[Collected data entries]
☆ ☆ ☆
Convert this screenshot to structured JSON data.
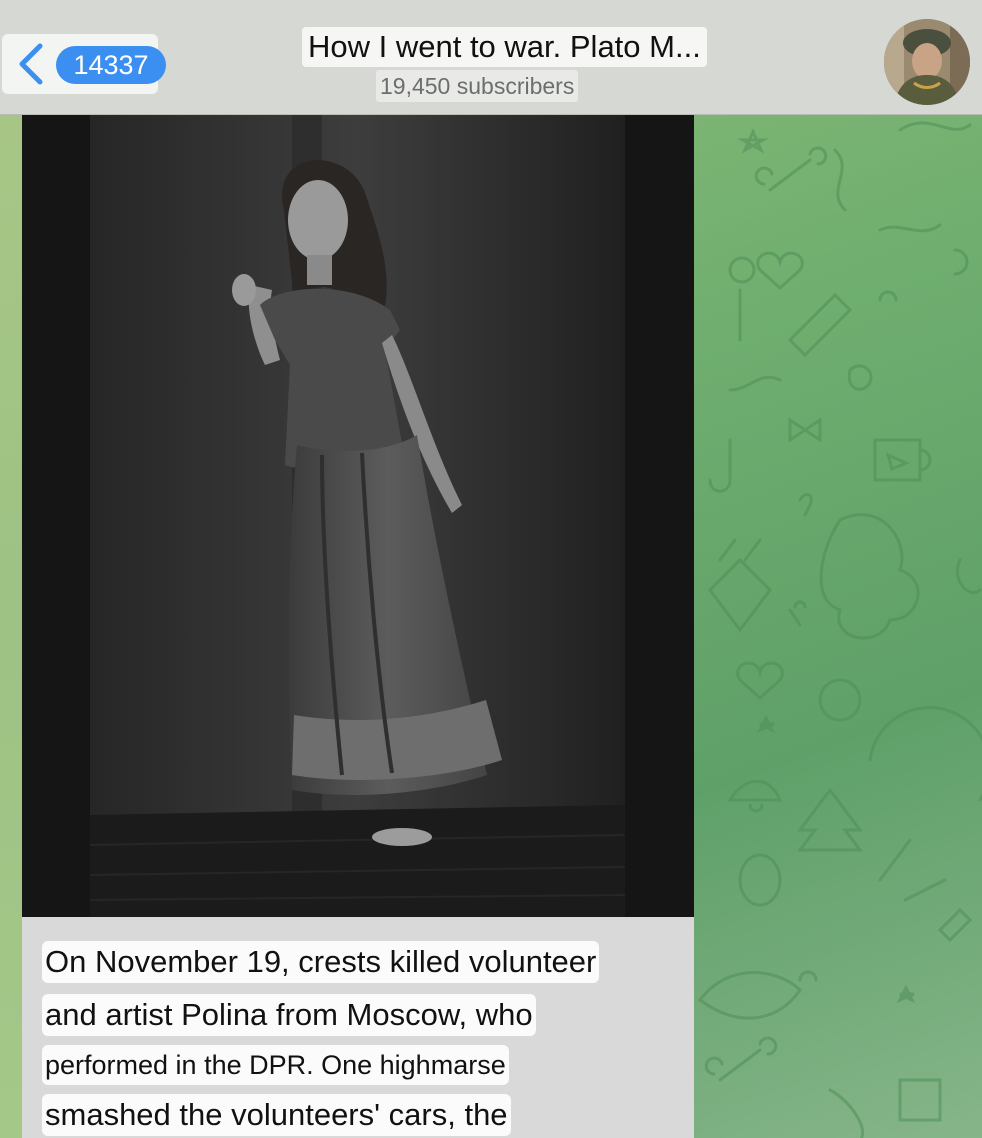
{
  "header": {
    "back_icon": "chevron-left-icon",
    "unread_count": "14337",
    "channel_title": "How I went to war. Plato M...",
    "subscribers": "19,450 subscribers",
    "avatar": "channel-avatar"
  },
  "message": {
    "photo": "black-and-white-portrait-photo",
    "caption_lines": [
      "On November 19, crests killed volunteer",
      "and artist Polina from Moscow, who",
      "performed in the DPR. One highmarse",
      "smashed the volunteers' cars, the"
    ]
  },
  "colors": {
    "badge": "#3b8ff0",
    "header_bg": "#d6d8d4",
    "chat_bg": "#6fae6f"
  }
}
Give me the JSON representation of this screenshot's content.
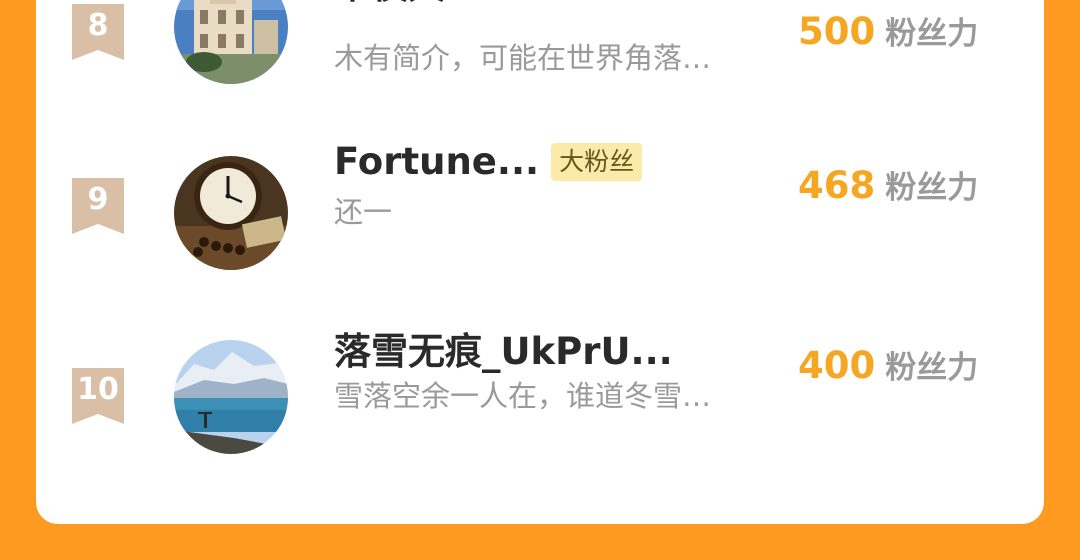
{
  "colors": {
    "background": "#FF9A20",
    "card": "#FFFFFF",
    "score_accent": "#F5A623",
    "badge": "#D9BFA5",
    "tag_bg": "#FCEBA8",
    "name_text": "#2A2A2A",
    "muted_text": "#9A9A9A"
  },
  "ranking": [
    {
      "rank": "8",
      "name": "不夜天の",
      "intro": "木有简介，可能在世界角落…",
      "score": "500",
      "unit": "粉丝力",
      "avatar_icon": "church-photo-avatar"
    },
    {
      "rank": "9",
      "name": "Fortune...",
      "tag": "大粉丝",
      "intro": "还一",
      "score": "468",
      "unit": "粉丝力",
      "avatar_icon": "clock-photo-avatar"
    },
    {
      "rank": "10",
      "name": "落雪无痕_UkPrU...",
      "intro": "雪落空余一人在，谁道冬雪…",
      "score": "400",
      "unit": "粉丝力",
      "avatar_icon": "lake-mountain-photo-avatar"
    }
  ]
}
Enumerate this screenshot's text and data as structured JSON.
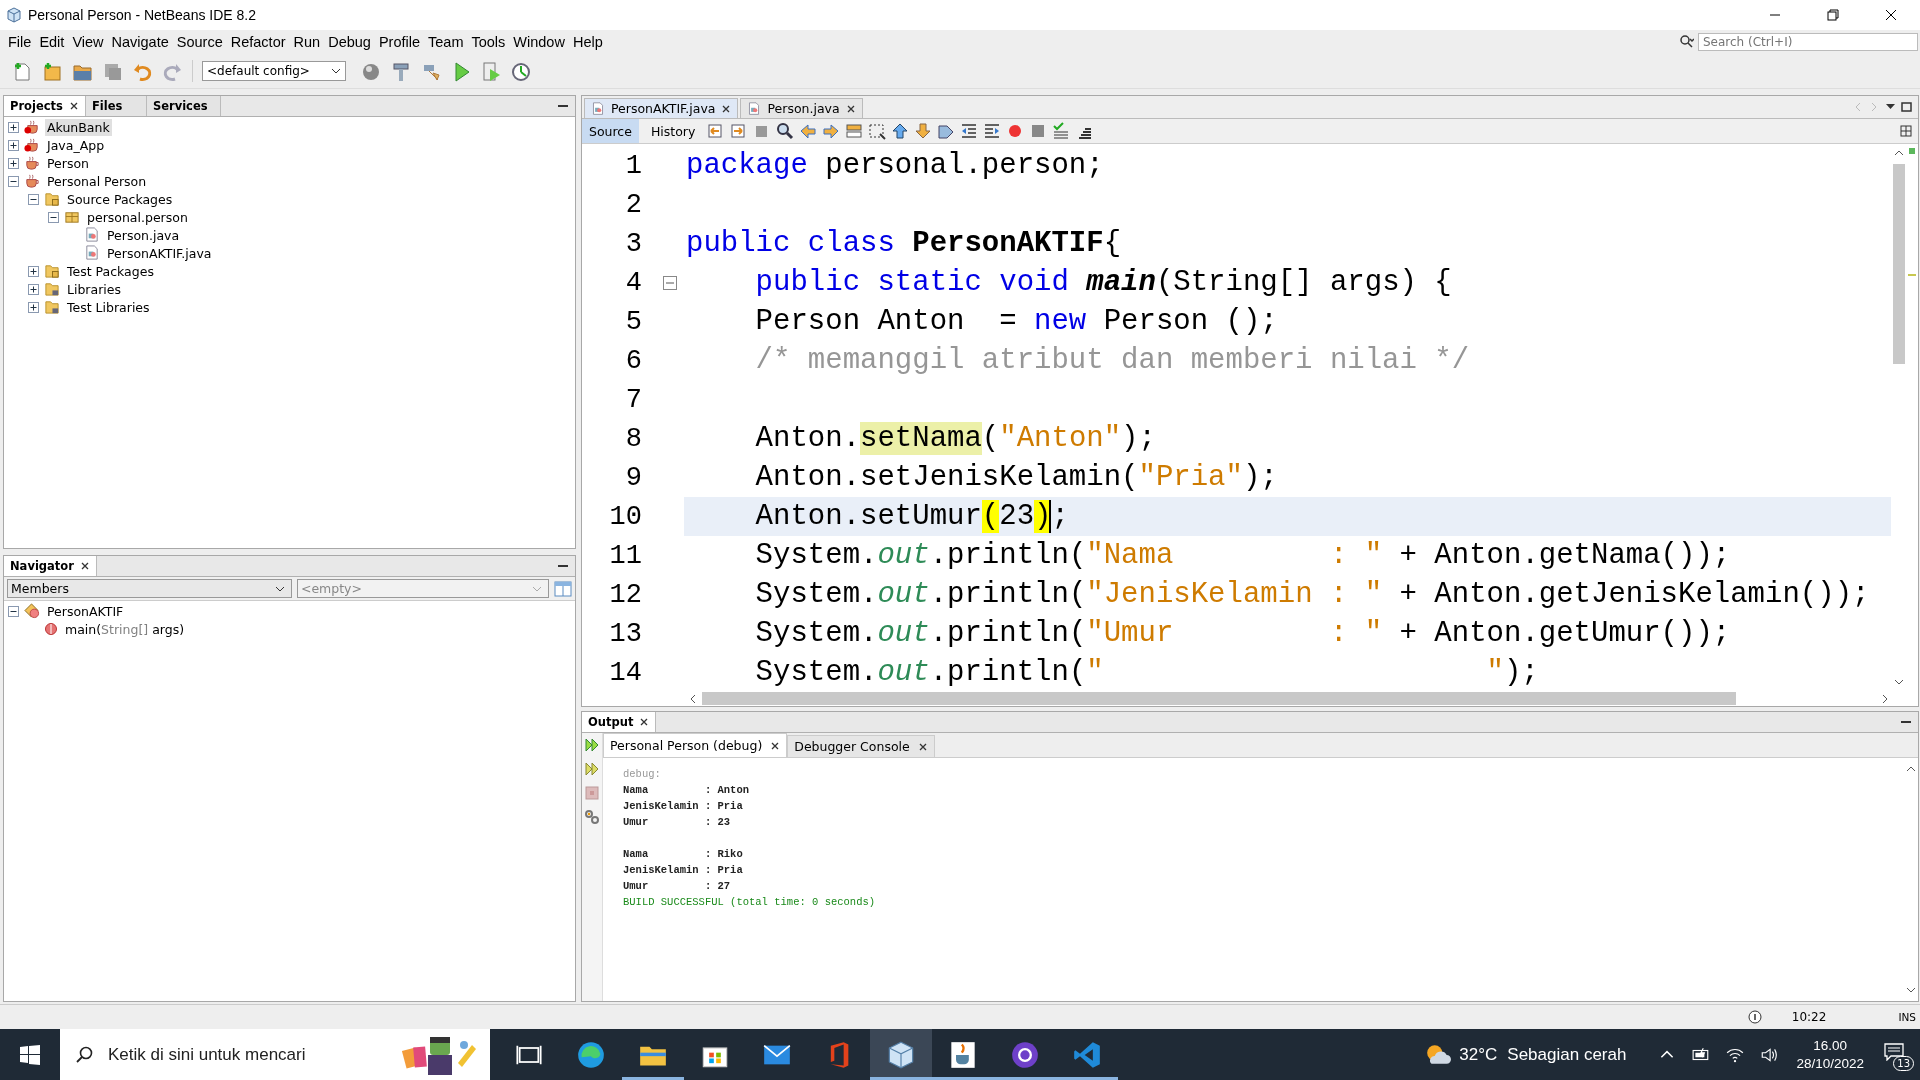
{
  "window": {
    "title": "Personal Person - NetBeans IDE 8.2"
  },
  "menu": [
    "File",
    "Edit",
    "View",
    "Navigate",
    "Source",
    "Refactor",
    "Run",
    "Debug",
    "Profile",
    "Team",
    "Tools",
    "Window",
    "Help"
  ],
  "toolbar": {
    "config": "<default config>"
  },
  "search": {
    "placeholder": "Search (Ctrl+I)"
  },
  "projects": {
    "tabs": [
      {
        "label": "Projects",
        "selected": true
      },
      {
        "label": "Files",
        "selected": false
      },
      {
        "label": "Services",
        "selected": false
      }
    ],
    "tree": [
      {
        "label": "AkunBank",
        "kind": "project_error",
        "selected": true,
        "expanded": false
      },
      {
        "label": "Java_App",
        "kind": "project_error",
        "selected": false,
        "expanded": false
      },
      {
        "label": "Person",
        "kind": "project",
        "selected": false,
        "expanded": false
      },
      {
        "label": "Personal Person",
        "kind": "project",
        "selected": false,
        "expanded": true,
        "children": [
          {
            "label": "Source Packages",
            "kind": "sources",
            "selected": false,
            "expanded": true,
            "children": [
              {
                "label": "personal.person",
                "kind": "package",
                "selected": false,
                "expanded": true,
                "children": [
                  {
                    "label": "Person.java",
                    "kind": "file",
                    "selected": false
                  },
                  {
                    "label": "PersonAKTIF.java",
                    "kind": "file",
                    "selected": false
                  }
                ]
              }
            ]
          },
          {
            "label": "Test Packages",
            "kind": "sources",
            "selected": false,
            "expanded": false
          },
          {
            "label": "Libraries",
            "kind": "library",
            "selected": false,
            "expanded": false
          },
          {
            "label": "Test Libraries",
            "kind": "library",
            "selected": false,
            "expanded": false
          }
        ]
      }
    ]
  },
  "navigator": {
    "tabs": [
      {
        "label": "Navigator",
        "selected": true
      }
    ],
    "filter": "Members",
    "scope": "<empty>",
    "class": {
      "label": "PersonAKTIF",
      "expanded": true
    },
    "members": [
      {
        "parts": [
          {
            "text": "main(",
            "kind": "name"
          },
          {
            "text": "String[]",
            "kind": "type"
          },
          {
            "text": " args)",
            "kind": "name"
          }
        ]
      }
    ]
  },
  "editor": {
    "tabs": [
      {
        "label": "PersonAKTIF.java",
        "selected": true
      },
      {
        "label": "Person.java",
        "selected": false
      }
    ],
    "views": [
      {
        "label": "Source",
        "selected": true
      },
      {
        "label": "History",
        "selected": false
      }
    ],
    "lines": [
      {
        "number": "1",
        "current": false,
        "fold": false,
        "tokens": [
          {
            "text": "package",
            "kind": "keyword"
          },
          {
            "text": " personal.person;",
            "kind": "plain"
          }
        ]
      },
      {
        "number": "2"
      },
      {
        "number": "3",
        "current": false,
        "fold": false,
        "tokens": [
          {
            "text": "public class",
            "kind": "keyword"
          },
          {
            "text": " PersonAKTIF",
            "kind": "classname"
          },
          {
            "text": "{",
            "kind": "plain"
          }
        ]
      },
      {
        "number": "4",
        "current": false,
        "fold": true,
        "tokens": [
          {
            "text": "    public static void",
            "kind": "keyword"
          },
          {
            "text": " main",
            "kind": "methoddecl"
          },
          {
            "text": "(String[] args) {",
            "kind": "plain"
          }
        ]
      },
      {
        "number": "5",
        "current": false,
        "fold": false,
        "tokens": [
          {
            "text": "    Person Anton  = ",
            "kind": "plain"
          },
          {
            "text": "new",
            "kind": "keyword"
          },
          {
            "text": " Person ();",
            "kind": "plain"
          }
        ]
      },
      {
        "number": "6",
        "current": false,
        "fold": false,
        "tokens": [
          {
            "text": "    /* memanggil atribut dan memberi nilai */",
            "kind": "comment"
          }
        ]
      },
      {
        "number": "7"
      },
      {
        "number": "8",
        "current": false,
        "fold": false,
        "tokens": [
          {
            "text": "    Anton.",
            "kind": "plain"
          },
          {
            "text": "setNama",
            "kind": "occurrence"
          },
          {
            "text": "(",
            "kind": "plain"
          },
          {
            "text": "\"Anton\"",
            "kind": "string"
          },
          {
            "text": ");",
            "kind": "plain"
          }
        ]
      },
      {
        "number": "9",
        "current": false,
        "fold": false,
        "tokens": [
          {
            "text": "    Anton.setJenisKelamin(",
            "kind": "plain"
          },
          {
            "text": "\"Pria\"",
            "kind": "string"
          },
          {
            "text": ");",
            "kind": "plain"
          }
        ]
      },
      {
        "number": "10",
        "current": true,
        "fold": false,
        "tokens": [
          {
            "text": "    Anton.setUmur",
            "kind": "plain"
          },
          {
            "text": "(",
            "kind": "bracket"
          },
          {
            "text": "23",
            "kind": "plain"
          },
          {
            "text": ")",
            "kind": "bracket",
            "caret": true
          },
          {
            "text": ";",
            "kind": "plain"
          }
        ]
      },
      {
        "number": "11",
        "current": false,
        "fold": false,
        "tokens": [
          {
            "text": "    System.",
            "kind": "plain"
          },
          {
            "text": "out",
            "kind": "field"
          },
          {
            "text": ".println(",
            "kind": "plain"
          },
          {
            "text": "\"Nama         : \"",
            "kind": "string"
          },
          {
            "text": " + Anton.getNama());",
            "kind": "plain"
          }
        ]
      },
      {
        "number": "12",
        "current": false,
        "fold": false,
        "tokens": [
          {
            "text": "    System.",
            "kind": "plain"
          },
          {
            "text": "out",
            "kind": "field"
          },
          {
            "text": ".println(",
            "kind": "plain"
          },
          {
            "text": "\"JenisKelamin : \"",
            "kind": "string"
          },
          {
            "text": " + Anton.getJenisKelamin());",
            "kind": "plain"
          }
        ]
      },
      {
        "number": "13",
        "current": false,
        "fold": false,
        "tokens": [
          {
            "text": "    System.",
            "kind": "plain"
          },
          {
            "text": "out",
            "kind": "field"
          },
          {
            "text": ".println(",
            "kind": "plain"
          },
          {
            "text": "\"Umur         : \"",
            "kind": "string"
          },
          {
            "text": " + Anton.getUmur());",
            "kind": "plain"
          }
        ]
      },
      {
        "number": "14",
        "current": false,
        "fold": false,
        "tokens": [
          {
            "text": "    System.",
            "kind": "plain"
          },
          {
            "text": "out",
            "kind": "field"
          },
          {
            "text": ".println(",
            "kind": "plain"
          },
          {
            "text": "\"                      \"",
            "kind": "string"
          },
          {
            "text": ");",
            "kind": "plain"
          }
        ]
      }
    ]
  },
  "output": {
    "tabs": [
      {
        "label": "Output",
        "selected": true
      }
    ],
    "subtabs": [
      {
        "label": "Personal Person (debug)",
        "selected": true
      },
      {
        "label": "Debugger Console",
        "selected": false
      }
    ],
    "blocks": [
      {
        "lines": [
          {
            "text": "debug:",
            "kind": "info"
          },
          {
            "text": "Nama         : Anton",
            "kind": "normal"
          },
          {
            "text": "JenisKelamin : Pria",
            "kind": "normal"
          },
          {
            "text": "Umur         : 23",
            "kind": "normal"
          }
        ]
      },
      {
        "lines": [
          {
            "text": "Nama         : Riko",
            "kind": "normal"
          },
          {
            "text": "JenisKelamin : Pria",
            "kind": "normal"
          },
          {
            "text": "Umur         : 27",
            "kind": "normal"
          },
          {
            "text": "BUILD SUCCESSFUL (total time: 0 seconds)",
            "kind": "success"
          }
        ]
      }
    ]
  },
  "status_bar": {
    "position": "10:22",
    "mode": "INS"
  },
  "taskbar": {
    "search_placeholder": "Ketik di sini untuk mencari",
    "apps": [
      {
        "kind": "taskview",
        "selected": false,
        "running": false
      },
      {
        "kind": "edge",
        "selected": false,
        "running": false
      },
      {
        "kind": "explorer",
        "selected": false,
        "running": true
      },
      {
        "kind": "store",
        "selected": false,
        "running": false
      },
      {
        "kind": "mail",
        "selected": false,
        "running": false
      },
      {
        "kind": "office",
        "selected": false,
        "running": false
      },
      {
        "kind": "netbeans",
        "selected": true,
        "running": true
      },
      {
        "kind": "java",
        "selected": false,
        "running": true
      },
      {
        "kind": "github",
        "selected": false,
        "running": true
      },
      {
        "kind": "vscode",
        "selected": false,
        "running": true
      }
    ],
    "weather": {
      "temp": "32°C",
      "text": "Sebagian cerah"
    },
    "time": "16.00",
    "date": "28/10/2022",
    "notifications": "13"
  }
}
☆ ☆ ☆
*Your goal*:
Copy out each line of the entries that holds "Libraries".

*Worked solution*:
            "label": "Libraries",
            "label": "Test Libraries",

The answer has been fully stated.